* Dataset records
______
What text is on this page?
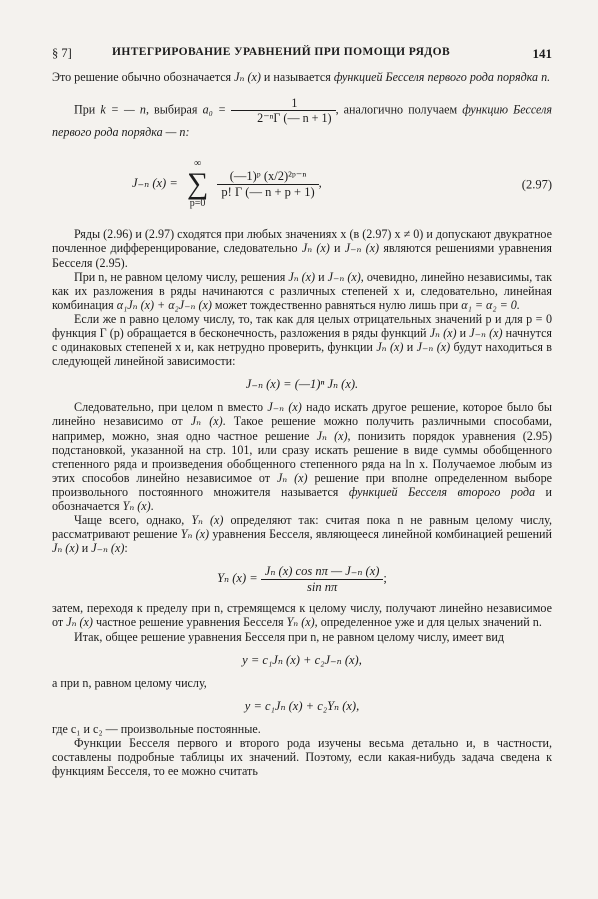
§ 7]	ИНТЕГРИРОВАНИЕ УРАВНЕНИЙ ПРИ ПОМОЩИ РЯДОВ	141

Это решение обычно обозначается Jₙ (x) и называется функцией Бесселя первого рода порядка n.

При k = — n, выбирая $a_0 = \frac{1}{\text{2⁻ⁿΓ (— n + 1)}}$ , аналогично получаем функцию Бесселя первого рода порядка — n:

J₋ₙ (x) =
∞
∑
p=0

$\frac{\text{(—1)ᵖ (x/2)²ᵖ⁻ⁿ}}{p! \Gamma (— n + p + 1)}$ ,	(2.97)

Ряды (2.96) и (2.97) сходятся при любых значениях x (в (2.97) x ≠ 0) и допускают двукратное почленное дифференцирование, следовательно Jₙ (x) и J₋ₙ (x) являются решениями уравнения Бесселя (2.95).

При n, не равном целому числу, решения Jₙ (x) и J₋ₙ (x), очевидно, линейно независимы, так как их разложения в ряды начинаются с различных степеней x и, следовательно, линейная комбинация α₁Jₙ (x) + α₂J₋ₙ (x) может тождественно равняться нулю лишь при α₁ = α₂ = 0.

Если же n равно целому числу, то, так как для целых отрицательных значений p и для p = 0 функция Г (p) обращается в бесконечность, разложения в ряды функций Jₙ (x) и J₋ₙ (x) начнутся с одинаковых степеней x и, как нетрудно проверить, функции Jₙ (x) и J₋ₙ (x) будут находиться в следующей линейной зависимости:

J₋ₙ (x) = (—1)ⁿ Jₙ (x).

Следовательно, при целом n вместо J₋ₙ (x) надо искать другое решение, которое было бы линейно независимо от Jₙ (x). Такое решение можно получить различными способами, например, можно, зная одно частное решение Jₙ (x), понизить порядок уравнения (2.95) подстановкой, указанной на стр. 101, или сразу искать решение в виде суммы обобщенного степенного ряда и произведения обобщенного степенного ряда на ln x. Получаемое любым из этих способов линейно независимое от Jₙ (x) решение при вполне определенном выборе произвольного постоянного множителя называется функцией Бесселя второго рода и обозначается Yₙ (x).

Чаще всего, однако, Yₙ (x) определяют так: считая пока n не равным целому числу, рассматривают решение Yₙ (x) уравнения Бесселя, являющееся линейной комбинацией решений Jₙ (x) и J₋ₙ (x):

Yₙ $(x) = \frac{\text{Jₙ (x) cos nπ — J₋ₙ (x)}}{\text{sin nπ}}$ ;

затем, переходя к пределу при n, стремящемся к целому числу, получают линейно независимое от Jₙ (x) частное решение уравнения Бесселя Yₙ (x), определенное уже и для целых значений n.

Итак, общее решение уравнения Бесселя при n, не равном целому числу, имеет вид

y = c₁Jₙ (x) + c₂J₋ₙ (x),

а при n, равном целому числу,

y = c₁Jₙ (x) + c₂Yₙ (x),

где c₁ и c₂ — произвольные постоянные.

Функции Бесселя первого и второго рода изучены весьма детально и, в частности, составлены подробные таблицы их значений. Поэтому, если какая-нибудь задача сведена к функциям Бесселя, то ее можно считать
______
* Task brief
Identify the lines of the data that contain the word "первого". Copy each of them.

* Solution
Это решение обычно обозначается Jₙ (x) и называется функцией Бесселя первого рода порядка n.
При k = — n, выбирая $a_0 = \frac{1}{\text{2⁻ⁿΓ (— n + 1)}}$ , аналогично получаем функцию Бесселя первого рода порядка — n:
Функции Бесселя первого и второго рода изучены весьма детально и, в частности, составлены подробные таблицы их значений. Поэтому, если какая-нибудь задача сведена к функциям Бесселя, то ее можно считать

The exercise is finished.